··· THE DATA

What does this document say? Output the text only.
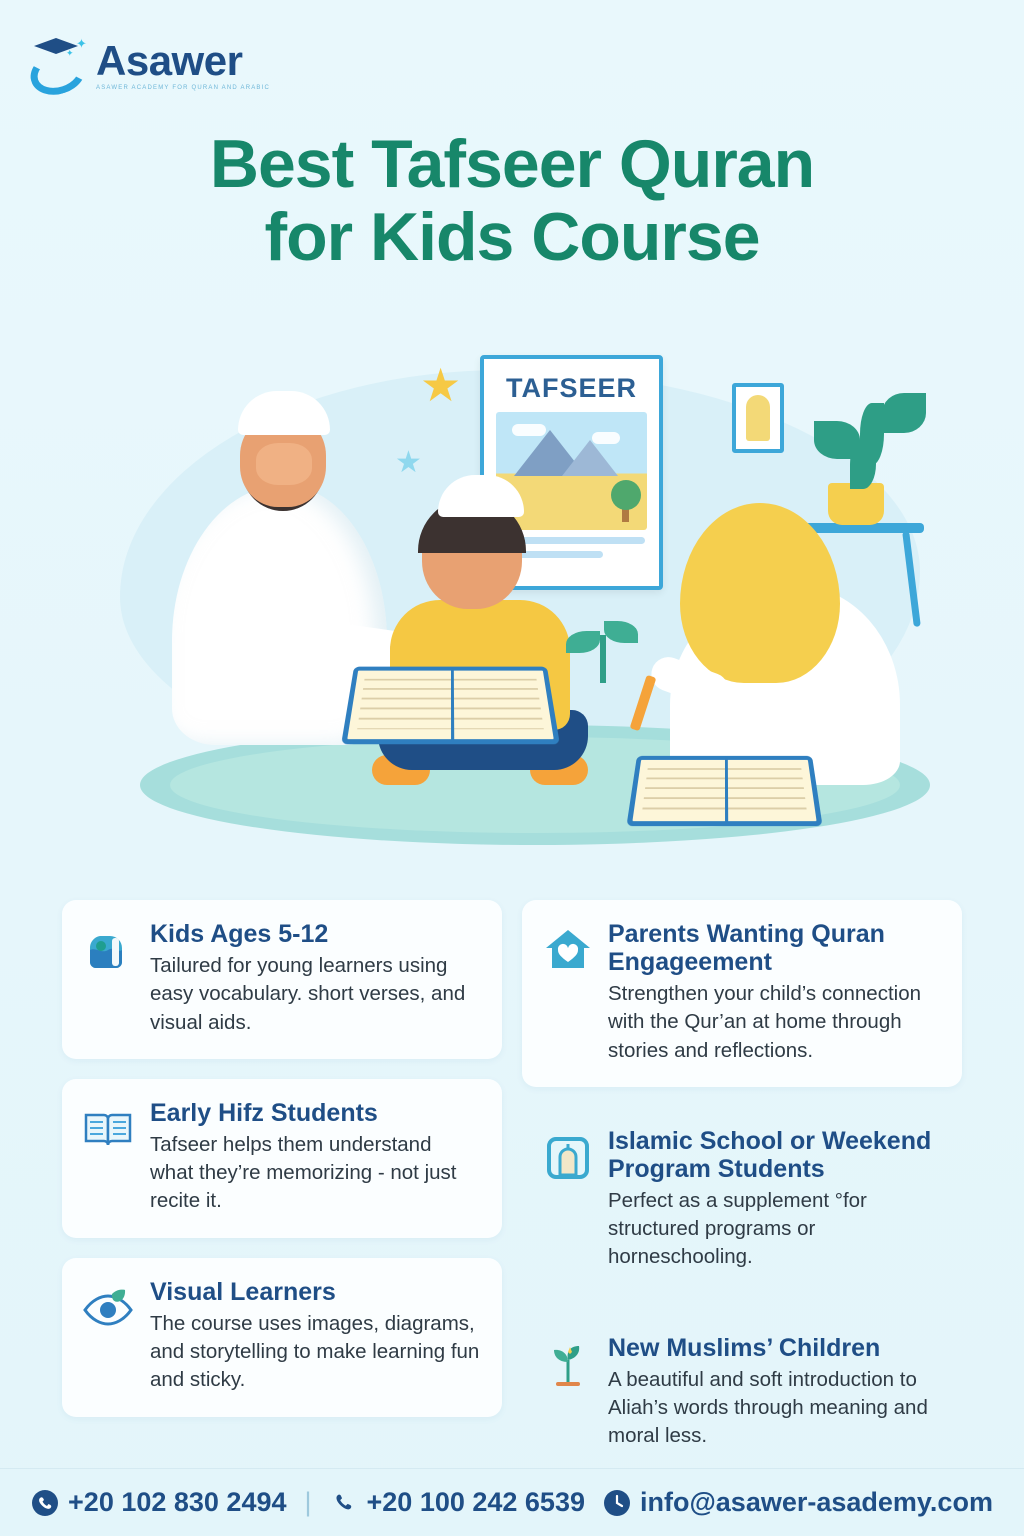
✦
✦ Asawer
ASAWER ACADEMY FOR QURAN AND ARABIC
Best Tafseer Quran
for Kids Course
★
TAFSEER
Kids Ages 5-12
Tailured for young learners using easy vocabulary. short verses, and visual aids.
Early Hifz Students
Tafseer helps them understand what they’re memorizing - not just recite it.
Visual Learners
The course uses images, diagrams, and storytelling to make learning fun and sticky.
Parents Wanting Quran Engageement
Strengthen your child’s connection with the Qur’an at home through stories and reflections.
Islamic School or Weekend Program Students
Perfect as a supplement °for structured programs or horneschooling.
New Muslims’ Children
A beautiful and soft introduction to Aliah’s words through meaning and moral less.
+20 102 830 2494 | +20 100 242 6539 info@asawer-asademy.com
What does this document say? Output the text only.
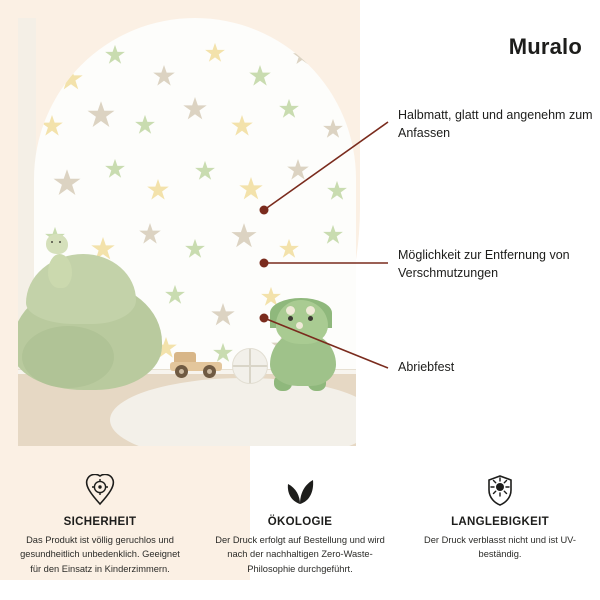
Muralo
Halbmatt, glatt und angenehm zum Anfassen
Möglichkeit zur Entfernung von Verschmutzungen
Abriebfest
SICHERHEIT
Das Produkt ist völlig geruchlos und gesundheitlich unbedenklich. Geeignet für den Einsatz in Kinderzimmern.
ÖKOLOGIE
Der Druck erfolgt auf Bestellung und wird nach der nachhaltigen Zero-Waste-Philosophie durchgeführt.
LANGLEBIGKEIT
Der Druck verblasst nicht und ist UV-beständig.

······

** EXERCISE DETAILS **
Print each record exactly as it stands, leaving the images out.

** TASK SOLUTION **
What does this document say? Output the text only.
✦
✦ Asawer
ASAWER ACADEMY FOR QURAN AND ARABIC
Best Tafseer Quran
for Kids Course
★
TAFSEER
Kids Ages 5-12
Tailured for young learners using easy vocabulary. short verses, and visual aids.
Early Hifz Students
Tafseer helps them understand what they’re memorizing - not just recite it.
Visual Learners
The course uses images, diagrams, and storytelling to make learning fun and sticky.
Parents Wanting Quran Engageement
Strengthen your child’s connection with the Qur’an at home through stories and reflections.
Islamic School or Weekend Program Students
Perfect as a supplement °for structured programs or horneschooling.
New Muslims’ Children
A beautiful and soft introduction to Aliah’s words through meaning and moral less.
+20 102 830 2494 | +20 100 242 6539 info@asawer-asademy.com
What does this document say? Output the text only.
Muralo
Halbmatt, glatt und angenehm zum Anfassen
Möglichkeit zur Entfernung von Verschmutzungen
Abriebfest
SICHERHEIT
Das Produkt ist völlig geruchlos und gesundheitlich unbedenklich. Geeignet für den Einsatz in Kinderzimmern.
ÖKOLOGIE
Der Druck erfolgt auf Bestellung und wird nach der nachhaltigen Zero-Waste-Philosophie durchgeführt.
LANGLEBIGKEIT
Der Druck verblasst nicht und ist UV-beständig.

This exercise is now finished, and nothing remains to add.